Copy all lines of the listing that include the string "When".

## Begin MATERIAL PROVIDED

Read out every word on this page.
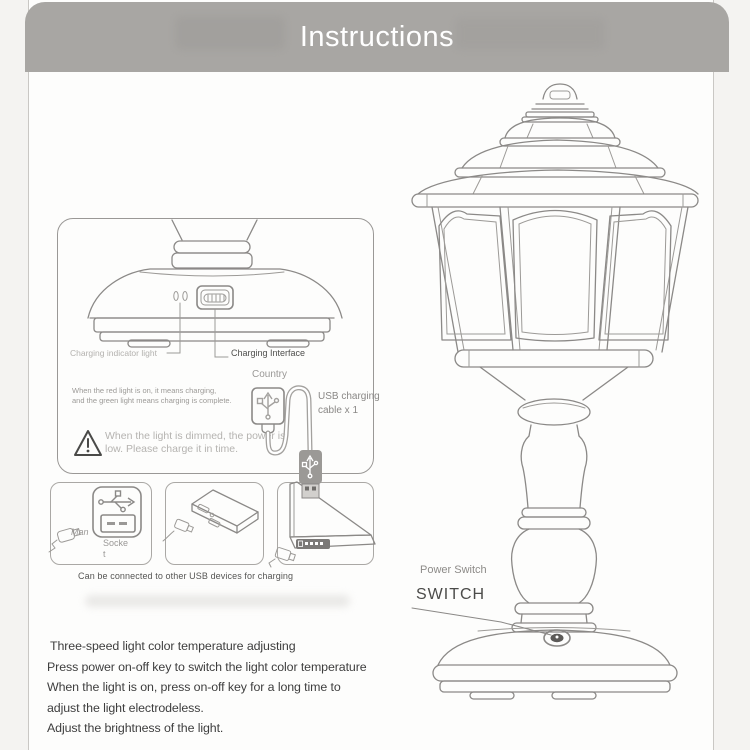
Instructions
Power Switch
SWITCH
Charging indicator light	Charging Interface
When the red light is on, it means charging,
and the green light means charging is complete.
When the light is dimmed, the power is
low. Please charge it in time.
Country
USB charging
cable x 1
Man
Socke
t
Can be connected to other USB devices for charging
Three-speed light color temperature adjusting
Press power on-off key to switch the light color temperature
When the light is on, press on-off key for a long time to
adjust the light electrodeless.
Adjust the brightness of the light.
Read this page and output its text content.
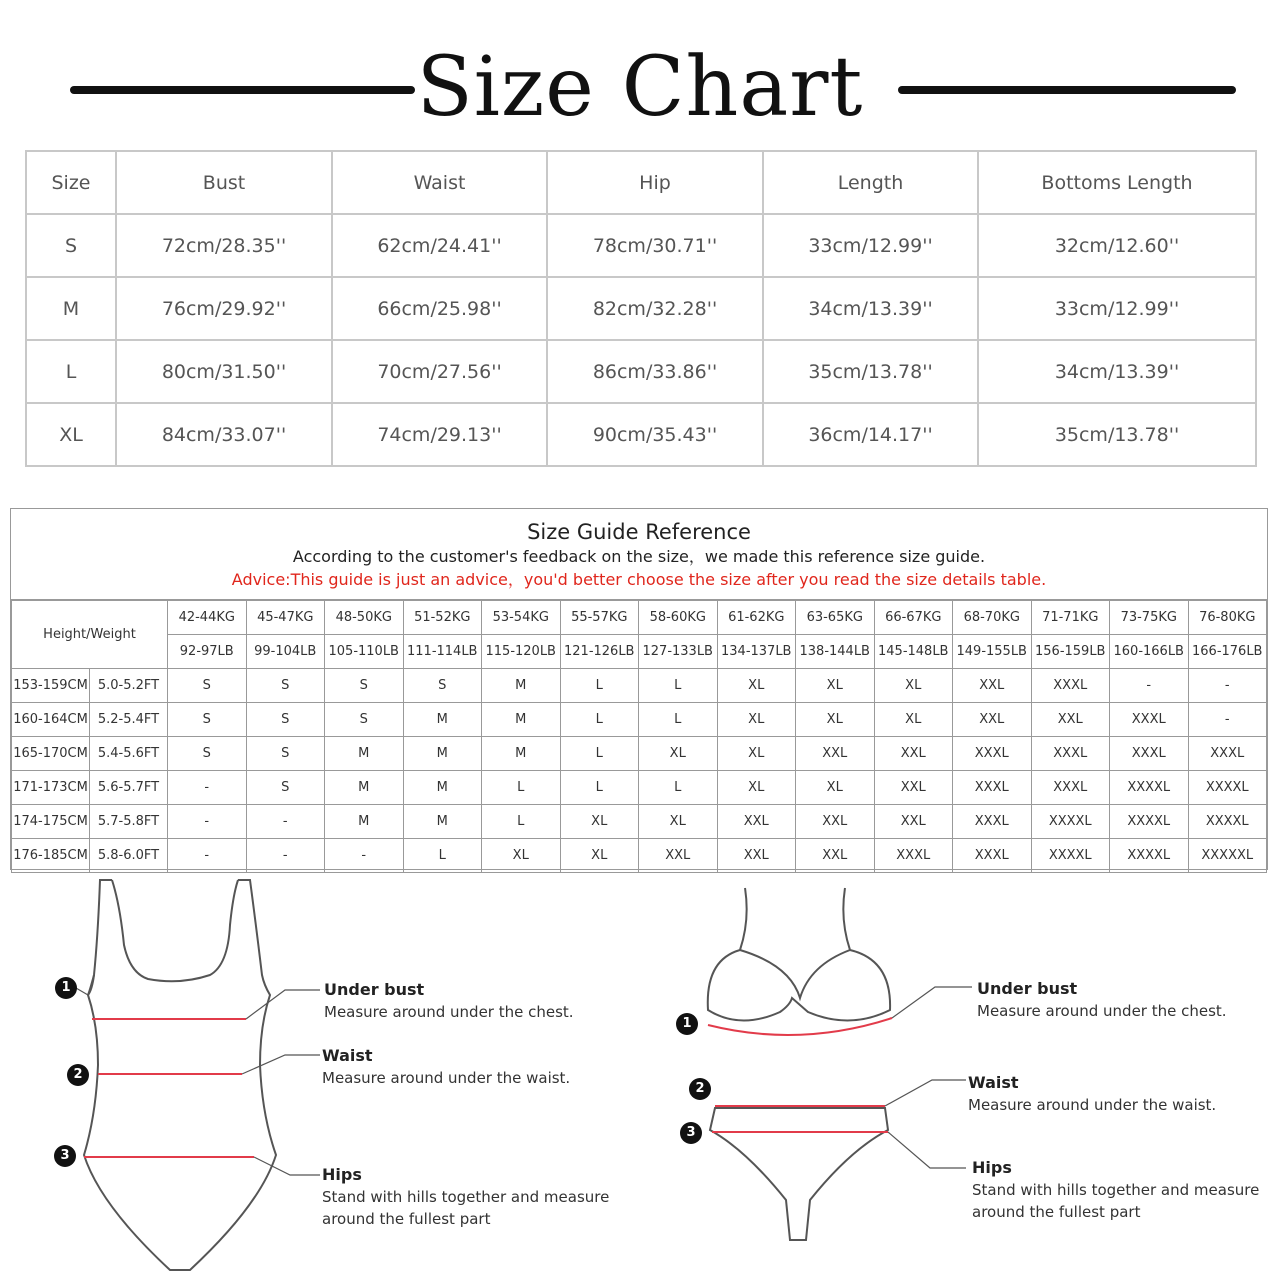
Size Chart
Size	Bust	Waist	Hip	Length	Bottoms Length
S	72cm/28.35''	62cm/24.41''	78cm/30.71''	33cm/12.99''	32cm/12.60''
M	76cm/29.92''	66cm/25.98''	82cm/32.28''	34cm/13.39''	33cm/12.99''
L	80cm/31.50''	70cm/27.56''	86cm/33.86''	35cm/13.78''	34cm/13.39''
XL	84cm/33.07''	74cm/29.13''	90cm/35.43''	36cm/14.17''	35cm/13.78''
Size Guide Reference
According to the customer's feedback on the size，we made this reference size guide.
Advice:This guide is just an advice，you'd better choose the size after you read the size details table.
Height/Weight		42-44KG	45-47KG	48-50KG	51-52KG	53-54KG	55-57KG	58-60KG	61-62KG	63-65KG	66-67KG	68-70KG	71-71KG	73-75KG	76-80KG
		92-97LB	99-104LB	105-110LB	111-114LB	115-120LB	121-126LB	127-133LB	134-137LB	138-144LB	145-148LB	149-155LB	156-159LB	160-166LB	166-176LB
153-159CM	5.0-5.2FT	S	S	S	S	M	L	L	XL	XL	XL	XXL	XXXL	-	-
160-164CM	5.2-5.4FT	S	S	S	M	M	L	L	XL	XL	XL	XXL	XXL	XXXL	-
165-170CM	5.4-5.6FT	S	S	M	M	M	L	XL	XL	XXL	XXL	XXXL	XXXL	XXXL	XXXL
171-173CM	5.6-5.7FT	-	S	M	M	L	L	L	XL	XL	XXL	XXXL	XXXL	XXXXL	XXXXL
174-175CM	5.7-5.8FT	-	-	M	M	L	XL	XL	XXL	XXL	XXL	XXXL	XXXXL	XXXXL	XXXXL
176-185CM	5.8-6.0FT	-	-	-	L	XL	XL	XXL	XXL	XXL	XXXL	XXXL	XXXXL	XXXXL	XXXXXL
1
2
3
Under bust
Measure around under the chest.
Waist
Measure around under the waist.
Hips
Stand with hills together and measure
around the fullest part
1
2
3
Under bust
Measure around under the chest.
Waist
Measure around under the waist.
Hips
Stand with hills together and measure
around the fullest part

## End MATERIAL PROVIDED

» RESPONSE
When the red light is on, it means charging,
When the light is dimmed, the power is
When the light is on, press on-off key for a long time to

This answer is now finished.